**** Source records ****
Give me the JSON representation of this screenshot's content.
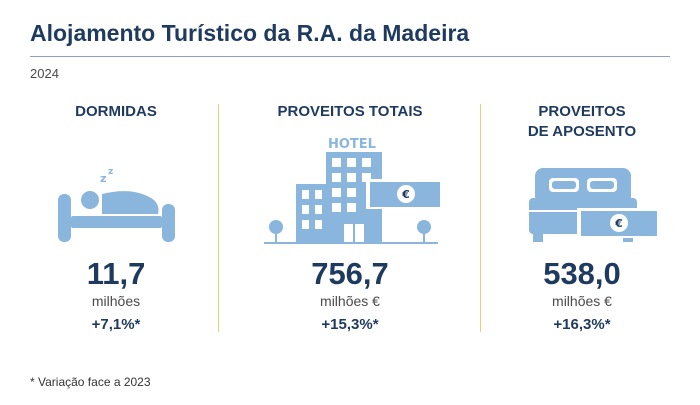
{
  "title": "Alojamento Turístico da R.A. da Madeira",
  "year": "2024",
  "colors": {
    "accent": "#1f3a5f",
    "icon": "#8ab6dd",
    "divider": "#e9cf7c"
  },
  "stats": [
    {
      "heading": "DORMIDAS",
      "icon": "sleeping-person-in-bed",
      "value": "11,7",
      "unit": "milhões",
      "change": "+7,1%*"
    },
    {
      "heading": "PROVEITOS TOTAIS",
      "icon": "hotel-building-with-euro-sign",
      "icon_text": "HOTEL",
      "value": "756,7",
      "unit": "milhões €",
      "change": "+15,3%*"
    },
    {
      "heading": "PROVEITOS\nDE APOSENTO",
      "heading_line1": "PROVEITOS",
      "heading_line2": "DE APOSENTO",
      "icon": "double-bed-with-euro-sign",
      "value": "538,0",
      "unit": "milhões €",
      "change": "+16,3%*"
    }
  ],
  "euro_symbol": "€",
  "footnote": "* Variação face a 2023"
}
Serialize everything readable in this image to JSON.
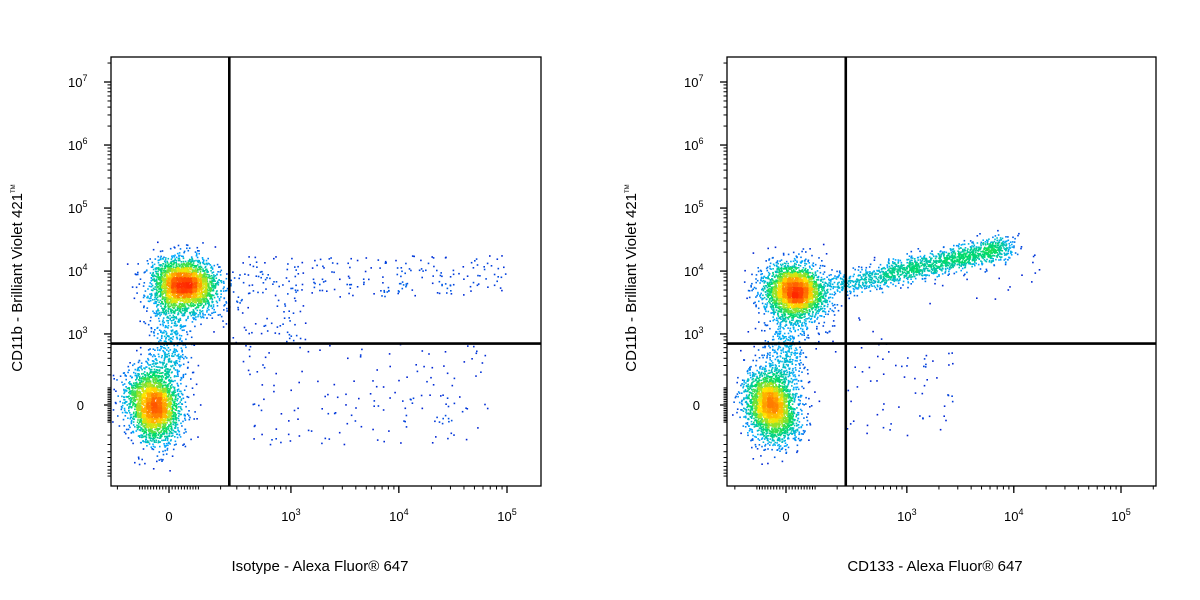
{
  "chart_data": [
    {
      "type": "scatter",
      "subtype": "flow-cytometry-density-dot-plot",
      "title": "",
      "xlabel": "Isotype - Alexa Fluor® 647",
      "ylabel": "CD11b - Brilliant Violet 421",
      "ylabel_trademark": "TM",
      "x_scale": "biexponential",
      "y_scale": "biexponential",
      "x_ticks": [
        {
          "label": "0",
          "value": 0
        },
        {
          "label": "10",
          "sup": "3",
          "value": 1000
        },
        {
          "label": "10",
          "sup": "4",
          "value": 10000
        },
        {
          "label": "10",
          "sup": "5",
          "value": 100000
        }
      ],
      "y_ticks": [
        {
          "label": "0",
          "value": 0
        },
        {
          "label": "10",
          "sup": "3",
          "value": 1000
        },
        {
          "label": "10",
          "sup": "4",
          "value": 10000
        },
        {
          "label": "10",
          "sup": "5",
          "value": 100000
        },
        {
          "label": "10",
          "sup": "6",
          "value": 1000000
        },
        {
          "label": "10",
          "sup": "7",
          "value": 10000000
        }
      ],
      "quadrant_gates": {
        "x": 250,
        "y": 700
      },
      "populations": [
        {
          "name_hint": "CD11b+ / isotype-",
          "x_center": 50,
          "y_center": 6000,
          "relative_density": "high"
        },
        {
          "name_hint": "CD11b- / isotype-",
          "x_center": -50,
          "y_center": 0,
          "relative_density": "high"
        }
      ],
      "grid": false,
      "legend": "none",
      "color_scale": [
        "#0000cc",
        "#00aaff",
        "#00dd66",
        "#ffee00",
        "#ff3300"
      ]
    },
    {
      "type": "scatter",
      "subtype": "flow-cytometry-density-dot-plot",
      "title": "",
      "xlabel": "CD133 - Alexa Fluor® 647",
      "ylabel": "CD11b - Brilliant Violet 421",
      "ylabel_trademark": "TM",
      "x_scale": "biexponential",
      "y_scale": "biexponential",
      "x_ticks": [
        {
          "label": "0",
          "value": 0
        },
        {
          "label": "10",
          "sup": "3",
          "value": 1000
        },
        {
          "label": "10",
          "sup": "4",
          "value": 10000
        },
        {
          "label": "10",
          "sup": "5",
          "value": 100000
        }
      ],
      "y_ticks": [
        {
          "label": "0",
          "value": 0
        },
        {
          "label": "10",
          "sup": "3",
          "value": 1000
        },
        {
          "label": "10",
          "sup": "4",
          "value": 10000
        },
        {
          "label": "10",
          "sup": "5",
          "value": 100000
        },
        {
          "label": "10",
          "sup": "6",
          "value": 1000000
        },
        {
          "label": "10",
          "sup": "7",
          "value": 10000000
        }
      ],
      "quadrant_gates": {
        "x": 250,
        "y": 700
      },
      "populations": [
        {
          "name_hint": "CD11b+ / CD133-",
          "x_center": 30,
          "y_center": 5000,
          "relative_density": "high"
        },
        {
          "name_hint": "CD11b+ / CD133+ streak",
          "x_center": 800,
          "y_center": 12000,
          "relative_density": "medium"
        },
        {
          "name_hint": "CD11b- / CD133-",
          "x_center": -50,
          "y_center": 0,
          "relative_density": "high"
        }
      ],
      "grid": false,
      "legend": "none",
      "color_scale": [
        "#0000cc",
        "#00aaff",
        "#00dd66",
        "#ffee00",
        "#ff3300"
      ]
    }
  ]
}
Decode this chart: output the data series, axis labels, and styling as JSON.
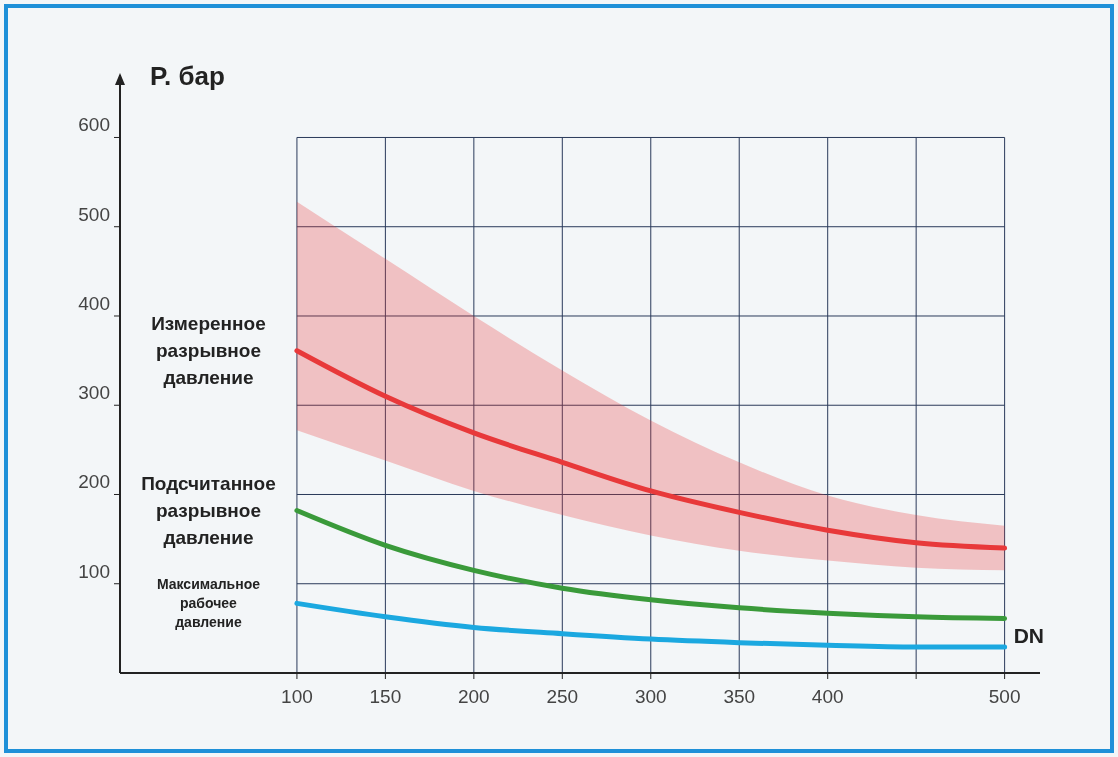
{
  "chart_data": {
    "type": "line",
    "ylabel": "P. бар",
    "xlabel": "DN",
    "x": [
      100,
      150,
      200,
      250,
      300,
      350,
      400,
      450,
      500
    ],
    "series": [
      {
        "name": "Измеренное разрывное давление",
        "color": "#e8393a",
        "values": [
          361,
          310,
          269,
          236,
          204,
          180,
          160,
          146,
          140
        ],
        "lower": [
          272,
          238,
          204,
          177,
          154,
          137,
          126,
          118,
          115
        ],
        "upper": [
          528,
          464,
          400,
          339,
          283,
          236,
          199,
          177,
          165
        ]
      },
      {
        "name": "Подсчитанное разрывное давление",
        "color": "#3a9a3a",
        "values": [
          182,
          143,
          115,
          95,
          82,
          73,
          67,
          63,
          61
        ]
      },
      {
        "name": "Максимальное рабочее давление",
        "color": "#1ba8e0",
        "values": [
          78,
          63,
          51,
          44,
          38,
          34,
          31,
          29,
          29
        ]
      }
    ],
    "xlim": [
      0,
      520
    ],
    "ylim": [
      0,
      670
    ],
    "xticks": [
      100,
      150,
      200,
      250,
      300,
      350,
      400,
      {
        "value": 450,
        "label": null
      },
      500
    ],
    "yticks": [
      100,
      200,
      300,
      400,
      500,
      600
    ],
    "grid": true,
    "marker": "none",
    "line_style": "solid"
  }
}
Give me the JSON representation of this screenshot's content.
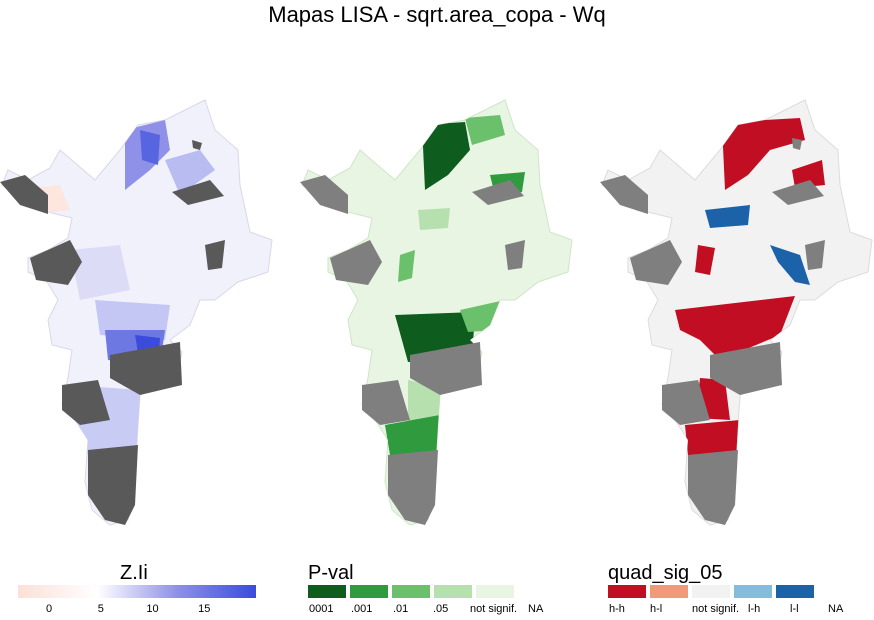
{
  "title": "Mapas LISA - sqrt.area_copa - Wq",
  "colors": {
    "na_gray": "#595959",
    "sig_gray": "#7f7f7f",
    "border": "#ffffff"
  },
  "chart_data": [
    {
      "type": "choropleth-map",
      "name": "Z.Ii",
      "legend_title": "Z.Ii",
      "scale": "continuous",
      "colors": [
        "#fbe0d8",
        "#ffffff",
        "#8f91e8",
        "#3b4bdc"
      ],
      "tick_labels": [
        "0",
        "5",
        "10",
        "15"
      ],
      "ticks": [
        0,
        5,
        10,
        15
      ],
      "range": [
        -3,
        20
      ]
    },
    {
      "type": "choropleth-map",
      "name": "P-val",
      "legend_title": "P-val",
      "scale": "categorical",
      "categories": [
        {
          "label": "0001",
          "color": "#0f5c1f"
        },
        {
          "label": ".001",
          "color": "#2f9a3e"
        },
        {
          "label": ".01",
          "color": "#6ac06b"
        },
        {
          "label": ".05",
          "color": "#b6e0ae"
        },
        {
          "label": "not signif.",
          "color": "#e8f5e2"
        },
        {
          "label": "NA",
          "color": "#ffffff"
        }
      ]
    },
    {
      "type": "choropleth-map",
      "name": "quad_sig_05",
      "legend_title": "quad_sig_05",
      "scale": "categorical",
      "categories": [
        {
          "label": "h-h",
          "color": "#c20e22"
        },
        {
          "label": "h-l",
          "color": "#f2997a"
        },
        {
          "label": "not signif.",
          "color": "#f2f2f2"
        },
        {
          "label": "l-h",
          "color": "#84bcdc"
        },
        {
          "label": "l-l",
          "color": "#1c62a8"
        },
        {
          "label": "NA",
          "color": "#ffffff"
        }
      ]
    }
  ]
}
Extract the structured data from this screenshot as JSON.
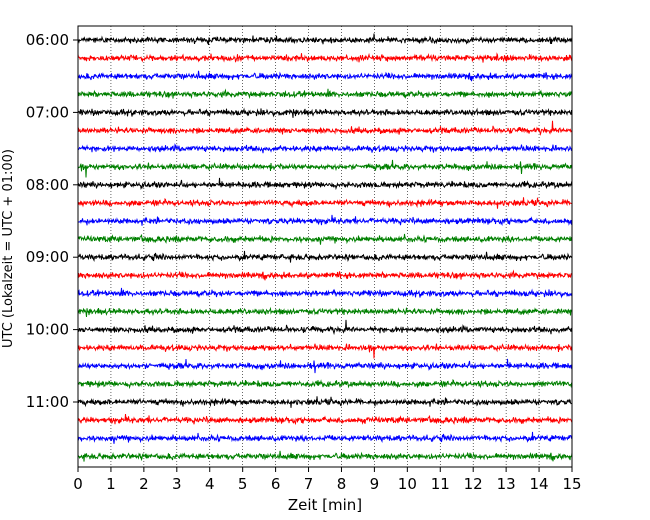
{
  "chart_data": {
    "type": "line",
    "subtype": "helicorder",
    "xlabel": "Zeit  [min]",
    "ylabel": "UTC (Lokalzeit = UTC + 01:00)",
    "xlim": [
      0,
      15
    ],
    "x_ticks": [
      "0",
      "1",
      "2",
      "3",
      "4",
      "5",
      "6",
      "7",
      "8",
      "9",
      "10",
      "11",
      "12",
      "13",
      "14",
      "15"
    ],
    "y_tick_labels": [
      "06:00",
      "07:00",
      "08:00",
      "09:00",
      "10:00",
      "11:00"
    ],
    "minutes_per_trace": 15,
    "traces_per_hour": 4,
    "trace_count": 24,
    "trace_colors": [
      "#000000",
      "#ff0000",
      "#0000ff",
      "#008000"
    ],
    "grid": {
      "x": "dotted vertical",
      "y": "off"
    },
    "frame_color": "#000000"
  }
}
****
Find each line that has the word "xlabel", then copy it out.

      "xlabel": "Isotype - Alexa Fluor® 647",
      "xlabel": "CD133 - Alexa Fluor® 647",
    "xlabel": "DN",
    "xlabel": "Zeit  [min]",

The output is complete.